## Your instructions
Here are some records; quote them exactly, leaving out the pictures.

## Provided material
##########

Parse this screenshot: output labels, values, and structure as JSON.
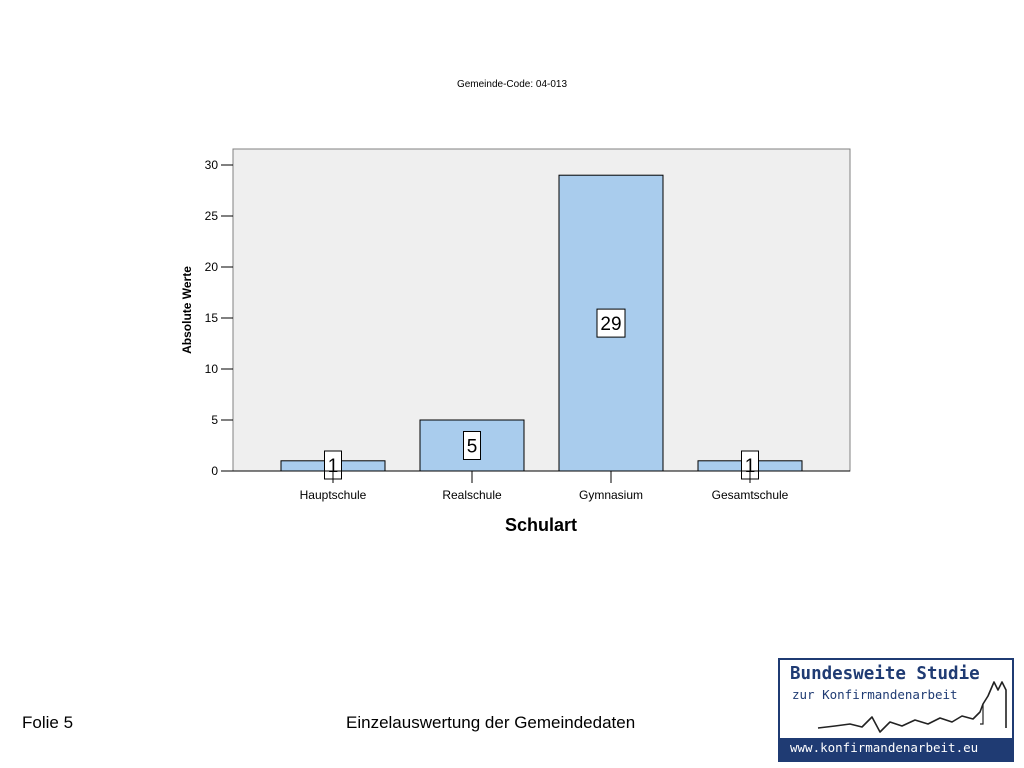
{
  "slide": {
    "folie": "Folie 5",
    "footer_title": "Einzelauswertung der Gemeindedaten"
  },
  "logo": {
    "title": "Bundesweite Studie",
    "subtitle": "zur Konfirmandenarbeit",
    "url": "www.konfirmandenarbeit.eu",
    "color": "#1f3b73"
  },
  "chart_data": {
    "type": "bar",
    "title": "Gemeinde-Code: 04-013",
    "xlabel": "Schulart",
    "ylabel": "Absolute Werte",
    "categories": [
      "Hauptschule",
      "Realschule",
      "Gymnasium",
      "Gesamtschule"
    ],
    "values": [
      1,
      5,
      29,
      1
    ],
    "data_labels": [
      "1",
      "5",
      "29",
      "1"
    ],
    "ylim": [
      0,
      31
    ],
    "yticks": [
      0,
      5,
      10,
      15,
      20,
      25,
      30
    ],
    "ytick_labels": [
      "0",
      "5",
      "10",
      "15",
      "20",
      "25",
      "30"
    ],
    "grid": false,
    "legend": "none",
    "bar_color": "#a9cced",
    "plot_background": "#efefef"
  }
}
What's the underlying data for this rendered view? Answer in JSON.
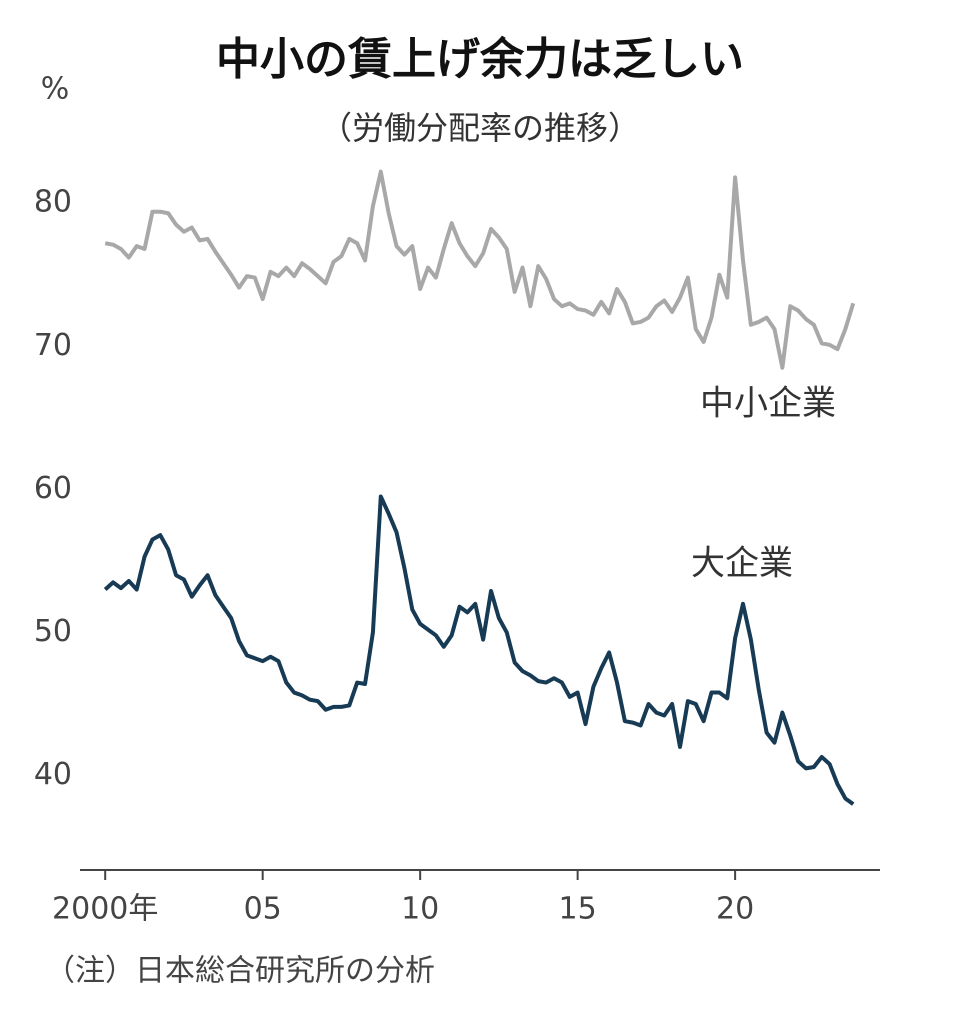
{
  "chart_data": {
    "type": "line",
    "title": "中小の賃上げ余力は乏しい",
    "subtitle": "（労働分配率の推移）",
    "y_unit": "%",
    "note": "（注）日本総合研究所の分析",
    "x": [
      2000,
      2000.25,
      2000.5,
      2000.75,
      2001,
      2001.25,
      2001.5,
      2001.75,
      2002,
      2002.25,
      2002.5,
      2002.75,
      2003,
      2003.25,
      2003.5,
      2003.75,
      2004,
      2004.25,
      2004.5,
      2004.75,
      2005,
      2005.25,
      2005.5,
      2005.75,
      2006,
      2006.25,
      2006.5,
      2006.75,
      2007,
      2007.25,
      2007.5,
      2007.75,
      2008,
      2008.25,
      2008.5,
      2008.75,
      2009,
      2009.25,
      2009.5,
      2009.75,
      2010,
      2010.25,
      2010.5,
      2010.75,
      2011,
      2011.25,
      2011.5,
      2011.75,
      2012,
      2012.25,
      2012.5,
      2012.75,
      2013,
      2013.25,
      2013.5,
      2013.75,
      2014,
      2014.25,
      2014.5,
      2014.75,
      2015,
      2015.25,
      2015.5,
      2015.75,
      2016,
      2016.25,
      2016.5,
      2016.75,
      2017,
      2017.25,
      2017.5,
      2017.75,
      2018,
      2018.25,
      2018.5,
      2018.75,
      2019,
      2019.25,
      2019.5,
      2019.75,
      2020,
      2020.25,
      2020.5,
      2020.75,
      2021,
      2021.25,
      2021.5,
      2021.75,
      2022,
      2022.25,
      2022.5,
      2022.75,
      2023,
      2023.25,
      2023.5,
      2023.75
    ],
    "series": [
      {
        "name": "中小企業",
        "color": "#a8a8a8",
        "values": [
          77.2,
          77.1,
          76.8,
          76.2,
          77.0,
          76.8,
          79.4,
          79.4,
          79.3,
          78.5,
          78.0,
          78.3,
          77.4,
          77.5,
          76.6,
          75.8,
          75.0,
          74.1,
          74.9,
          74.8,
          73.3,
          75.2,
          74.9,
          75.5,
          74.9,
          75.8,
          75.4,
          74.9,
          74.4,
          75.9,
          76.3,
          77.5,
          77.2,
          76.0,
          79.8,
          82.2,
          79.3,
          77.0,
          76.4,
          77.0,
          74.0,
          75.5,
          74.8,
          76.8,
          78.6,
          77.2,
          76.3,
          75.6,
          76.5,
          78.2,
          77.6,
          76.8,
          73.8,
          75.5,
          72.8,
          75.6,
          74.7,
          73.3,
          72.8,
          73.0,
          72.6,
          72.5,
          72.2,
          73.1,
          72.3,
          74.0,
          73.1,
          71.6,
          71.7,
          72.0,
          72.8,
          73.2,
          72.4,
          73.4,
          74.8,
          71.2,
          70.3,
          72.0,
          75.0,
          73.4,
          81.8,
          76.0,
          71.5,
          71.7,
          72.0,
          71.2,
          68.5,
          72.8,
          72.5,
          71.9,
          71.5,
          70.2,
          70.1,
          69.8,
          71.2,
          73.0
        ]
      },
      {
        "name": "大企業",
        "color": "#173a55",
        "values": [
          53.0,
          53.5,
          53.1,
          53.6,
          53.0,
          55.3,
          56.5,
          56.8,
          55.8,
          54.0,
          53.7,
          52.5,
          53.3,
          54.0,
          52.6,
          51.8,
          51.0,
          49.4,
          48.4,
          48.2,
          48.0,
          48.3,
          48.0,
          46.5,
          45.8,
          45.6,
          45.3,
          45.2,
          44.6,
          44.8,
          44.8,
          44.9,
          46.5,
          46.4,
          50.0,
          59.5,
          58.3,
          57.0,
          54.5,
          51.6,
          50.6,
          50.2,
          49.8,
          49.0,
          49.8,
          51.8,
          51.4,
          52.0,
          49.5,
          52.9,
          51.0,
          50.0,
          47.9,
          47.3,
          47.0,
          46.6,
          46.5,
          46.8,
          46.5,
          45.5,
          45.8,
          43.6,
          46.2,
          47.5,
          48.6,
          46.5,
          43.8,
          43.7,
          43.5,
          45.0,
          44.4,
          44.2,
          45.0,
          42.0,
          45.2,
          45.0,
          43.8,
          45.8,
          45.8,
          45.4,
          49.6,
          52.0,
          49.5,
          46.0,
          43.0,
          42.3,
          44.4,
          42.8,
          41.0,
          40.5,
          40.6,
          41.3,
          40.8,
          39.4,
          38.4,
          38.0
        ]
      }
    ],
    "xlim": [
      1999.2,
      2024.6
    ],
    "xticks": [
      {
        "value": 2000,
        "label": "2000年"
      },
      {
        "value": 2005,
        "label": "05"
      },
      {
        "value": 2010,
        "label": "10"
      },
      {
        "value": 2015,
        "label": "15"
      },
      {
        "value": 2020,
        "label": "20"
      }
    ],
    "ylim": [
      33.4,
      87
    ],
    "yticks": [
      40,
      50,
      60,
      70,
      80
    ],
    "grid": false
  }
}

##########

## Correct output
Parse this screenshot: output labels, values, and structure as JSON.
{
  "slide": {
    "folie": "Folie 5",
    "footer_title": "Einzelauswertung der Gemeindedaten"
  },
  "logo": {
    "title": "Bundesweite Studie",
    "subtitle": "zur Konfirmandenarbeit",
    "url": "www.konfirmandenarbeit.eu",
    "color": "#1f3b73"
  },
  "chart_data": {
    "type": "bar",
    "title": "Gemeinde-Code: 04-013",
    "xlabel": "Schulart",
    "ylabel": "Absolute Werte",
    "categories": [
      "Hauptschule",
      "Realschule",
      "Gymnasium",
      "Gesamtschule"
    ],
    "values": [
      1,
      5,
      29,
      1
    ],
    "data_labels": [
      "1",
      "5",
      "29",
      "1"
    ],
    "ylim": [
      0,
      31
    ],
    "yticks": [
      0,
      5,
      10,
      15,
      20,
      25,
      30
    ],
    "ytick_labels": [
      "0",
      "5",
      "10",
      "15",
      "20",
      "25",
      "30"
    ],
    "grid": false,
    "legend": "none",
    "bar_color": "#a9cced",
    "plot_background": "#efefef"
  }
}
What's the underlying data for this rendered view? Answer in JSON.
{
  "chart_data": {
    "type": "line",
    "title": "中小の賃上げ余力は乏しい",
    "subtitle": "（労働分配率の推移）",
    "y_unit": "%",
    "note": "（注）日本総合研究所の分析",
    "x": [
      2000,
      2000.25,
      2000.5,
      2000.75,
      2001,
      2001.25,
      2001.5,
      2001.75,
      2002,
      2002.25,
      2002.5,
      2002.75,
      2003,
      2003.25,
      2003.5,
      2003.75,
      2004,
      2004.25,
      2004.5,
      2004.75,
      2005,
      2005.25,
      2005.5,
      2005.75,
      2006,
      2006.25,
      2006.5,
      2006.75,
      2007,
      2007.25,
      2007.5,
      2007.75,
      2008,
      2008.25,
      2008.5,
      2008.75,
      2009,
      2009.25,
      2009.5,
      2009.75,
      2010,
      2010.25,
      2010.5,
      2010.75,
      2011,
      2011.25,
      2011.5,
      2011.75,
      2012,
      2012.25,
      2012.5,
      2012.75,
      2013,
      2013.25,
      2013.5,
      2013.75,
      2014,
      2014.25,
      2014.5,
      2014.75,
      2015,
      2015.25,
      2015.5,
      2015.75,
      2016,
      2016.25,
      2016.5,
      2016.75,
      2017,
      2017.25,
      2017.5,
      2017.75,
      2018,
      2018.25,
      2018.5,
      2018.75,
      2019,
      2019.25,
      2019.5,
      2019.75,
      2020,
      2020.25,
      2020.5,
      2020.75,
      2021,
      2021.25,
      2021.5,
      2021.75,
      2022,
      2022.25,
      2022.5,
      2022.75,
      2023,
      2023.25,
      2023.5,
      2023.75
    ],
    "series": [
      {
        "name": "中小企業",
        "color": "#a8a8a8",
        "values": [
          77.2,
          77.1,
          76.8,
          76.2,
          77.0,
          76.8,
          79.4,
          79.4,
          79.3,
          78.5,
          78.0,
          78.3,
          77.4,
          77.5,
          76.6,
          75.8,
          75.0,
          74.1,
          74.9,
          74.8,
          73.3,
          75.2,
          74.9,
          75.5,
          74.9,
          75.8,
          75.4,
          74.9,
          74.4,
          75.9,
          76.3,
          77.5,
          77.2,
          76.0,
          79.8,
          82.2,
          79.3,
          77.0,
          76.4,
          77.0,
          74.0,
          75.5,
          74.8,
          76.8,
          78.6,
          77.2,
          76.3,
          75.6,
          76.5,
          78.2,
          77.6,
          76.8,
          73.8,
          75.5,
          72.8,
          75.6,
          74.7,
          73.3,
          72.8,
          73.0,
          72.6,
          72.5,
          72.2,
          73.1,
          72.3,
          74.0,
          73.1,
          71.6,
          71.7,
          72.0,
          72.8,
          73.2,
          72.4,
          73.4,
          74.8,
          71.2,
          70.3,
          72.0,
          75.0,
          73.4,
          81.8,
          76.0,
          71.5,
          71.7,
          72.0,
          71.2,
          68.5,
          72.8,
          72.5,
          71.9,
          71.5,
          70.2,
          70.1,
          69.8,
          71.2,
          73.0
        ]
      },
      {
        "name": "大企業",
        "color": "#173a55",
        "values": [
          53.0,
          53.5,
          53.1,
          53.6,
          53.0,
          55.3,
          56.5,
          56.8,
          55.8,
          54.0,
          53.7,
          52.5,
          53.3,
          54.0,
          52.6,
          51.8,
          51.0,
          49.4,
          48.4,
          48.2,
          48.0,
          48.3,
          48.0,
          46.5,
          45.8,
          45.6,
          45.3,
          45.2,
          44.6,
          44.8,
          44.8,
          44.9,
          46.5,
          46.4,
          50.0,
          59.5,
          58.3,
          57.0,
          54.5,
          51.6,
          50.6,
          50.2,
          49.8,
          49.0,
          49.8,
          51.8,
          51.4,
          52.0,
          49.5,
          52.9,
          51.0,
          50.0,
          47.9,
          47.3,
          47.0,
          46.6,
          46.5,
          46.8,
          46.5,
          45.5,
          45.8,
          43.6,
          46.2,
          47.5,
          48.6,
          46.5,
          43.8,
          43.7,
          43.5,
          45.0,
          44.4,
          44.2,
          45.0,
          42.0,
          45.2,
          45.0,
          43.8,
          45.8,
          45.8,
          45.4,
          49.6,
          52.0,
          49.5,
          46.0,
          43.0,
          42.3,
          44.4,
          42.8,
          41.0,
          40.5,
          40.6,
          41.3,
          40.8,
          39.4,
          38.4,
          38.0
        ]
      }
    ],
    "xlim": [
      1999.2,
      2024.6
    ],
    "xticks": [
      {
        "value": 2000,
        "label": "2000年"
      },
      {
        "value": 2005,
        "label": "05"
      },
      {
        "value": 2010,
        "label": "10"
      },
      {
        "value": 2015,
        "label": "15"
      },
      {
        "value": 2020,
        "label": "20"
      }
    ],
    "ylim": [
      33.4,
      87
    ],
    "yticks": [
      40,
      50,
      60,
      70,
      80
    ],
    "grid": false
  }
}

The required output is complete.